> _Exercise directions_
Omit every picture, then give all the entries again exactly.

> _Data extract_
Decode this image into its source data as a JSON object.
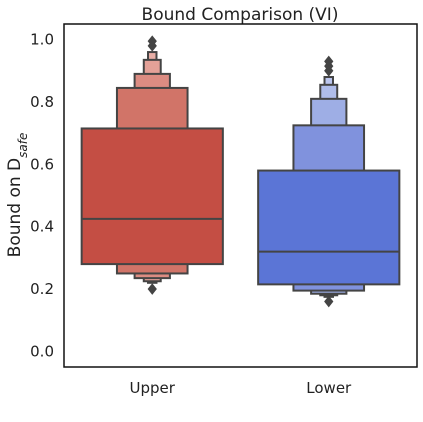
{
  "chart_data": {
    "type": "boxen",
    "title": "Bound Comparison (VI)",
    "ylabel": {
      "main": "Bound on D",
      "sub": "safe"
    },
    "xlabel": "",
    "ylim": [
      -0.05,
      1.05
    ],
    "yticks": [
      "0.0",
      "0.2",
      "0.4",
      "0.6",
      "0.8",
      "1.0"
    ],
    "ytick_values": [
      0.0,
      0.2,
      0.4,
      0.6,
      0.8,
      1.0
    ],
    "categories": [
      "Upper",
      "Lower"
    ],
    "grid": false,
    "colors": {
      "Upper": [
        "#c44e44",
        "#d17468",
        "#dc8c82",
        "#e4a198",
        "#e8aea6"
      ],
      "Lower": [
        "#5b75d6",
        "#8092dd",
        "#9eaee5",
        "#b0bdea",
        "#bcc6ee"
      ],
      "edge": "#444444"
    },
    "series": [
      {
        "category": "Upper",
        "median": 0.425,
        "boxes": [
          {
            "low": 0.28,
            "high": 0.715,
            "width": 1.0
          },
          {
            "low": 0.25,
            "high": 0.845,
            "width": 0.5
          },
          {
            "low": 0.235,
            "high": 0.89,
            "width": 0.25
          },
          {
            "low": 0.225,
            "high": 0.935,
            "width": 0.12
          },
          {
            "low": 0.22,
            "high": 0.96,
            "width": 0.06
          }
        ],
        "outliers": [
          0.2,
          0.98,
          0.995
        ]
      },
      {
        "category": "Lower",
        "median": 0.32,
        "boxes": [
          {
            "low": 0.215,
            "high": 0.58,
            "width": 1.0
          },
          {
            "low": 0.195,
            "high": 0.725,
            "width": 0.5
          },
          {
            "low": 0.185,
            "high": 0.81,
            "width": 0.25
          },
          {
            "low": 0.18,
            "high": 0.855,
            "width": 0.12
          },
          {
            "low": 0.175,
            "high": 0.88,
            "width": 0.06
          }
        ],
        "outliers": [
          0.16,
          0.9,
          0.915,
          0.93
        ]
      }
    ]
  }
}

> _Solved problem_
Decode this image into its source data as a JSON object.
{
  "chart_data": {
    "type": "boxen",
    "title": "Bound Comparison (VI)",
    "ylabel": {
      "main": "Bound on D",
      "sub": "safe"
    },
    "xlabel": "",
    "ylim": [
      -0.05,
      1.05
    ],
    "yticks": [
      "0.0",
      "0.2",
      "0.4",
      "0.6",
      "0.8",
      "1.0"
    ],
    "ytick_values": [
      0.0,
      0.2,
      0.4,
      0.6,
      0.8,
      1.0
    ],
    "categories": [
      "Upper",
      "Lower"
    ],
    "grid": false,
    "colors": {
      "Upper": [
        "#c44e44",
        "#d17468",
        "#dc8c82",
        "#e4a198",
        "#e8aea6"
      ],
      "Lower": [
        "#5b75d6",
        "#8092dd",
        "#9eaee5",
        "#b0bdea",
        "#bcc6ee"
      ],
      "edge": "#444444"
    },
    "series": [
      {
        "category": "Upper",
        "median": 0.425,
        "boxes": [
          {
            "low": 0.28,
            "high": 0.715,
            "width": 1.0
          },
          {
            "low": 0.25,
            "high": 0.845,
            "width": 0.5
          },
          {
            "low": 0.235,
            "high": 0.89,
            "width": 0.25
          },
          {
            "low": 0.225,
            "high": 0.935,
            "width": 0.12
          },
          {
            "low": 0.22,
            "high": 0.96,
            "width": 0.06
          }
        ],
        "outliers": [
          0.2,
          0.98,
          0.995
        ]
      },
      {
        "category": "Lower",
        "median": 0.32,
        "boxes": [
          {
            "low": 0.215,
            "high": 0.58,
            "width": 1.0
          },
          {
            "low": 0.195,
            "high": 0.725,
            "width": 0.5
          },
          {
            "low": 0.185,
            "high": 0.81,
            "width": 0.25
          },
          {
            "low": 0.18,
            "high": 0.855,
            "width": 0.12
          },
          {
            "low": 0.175,
            "high": 0.88,
            "width": 0.06
          }
        ],
        "outliers": [
          0.16,
          0.9,
          0.915,
          0.93
        ]
      }
    ]
  }
}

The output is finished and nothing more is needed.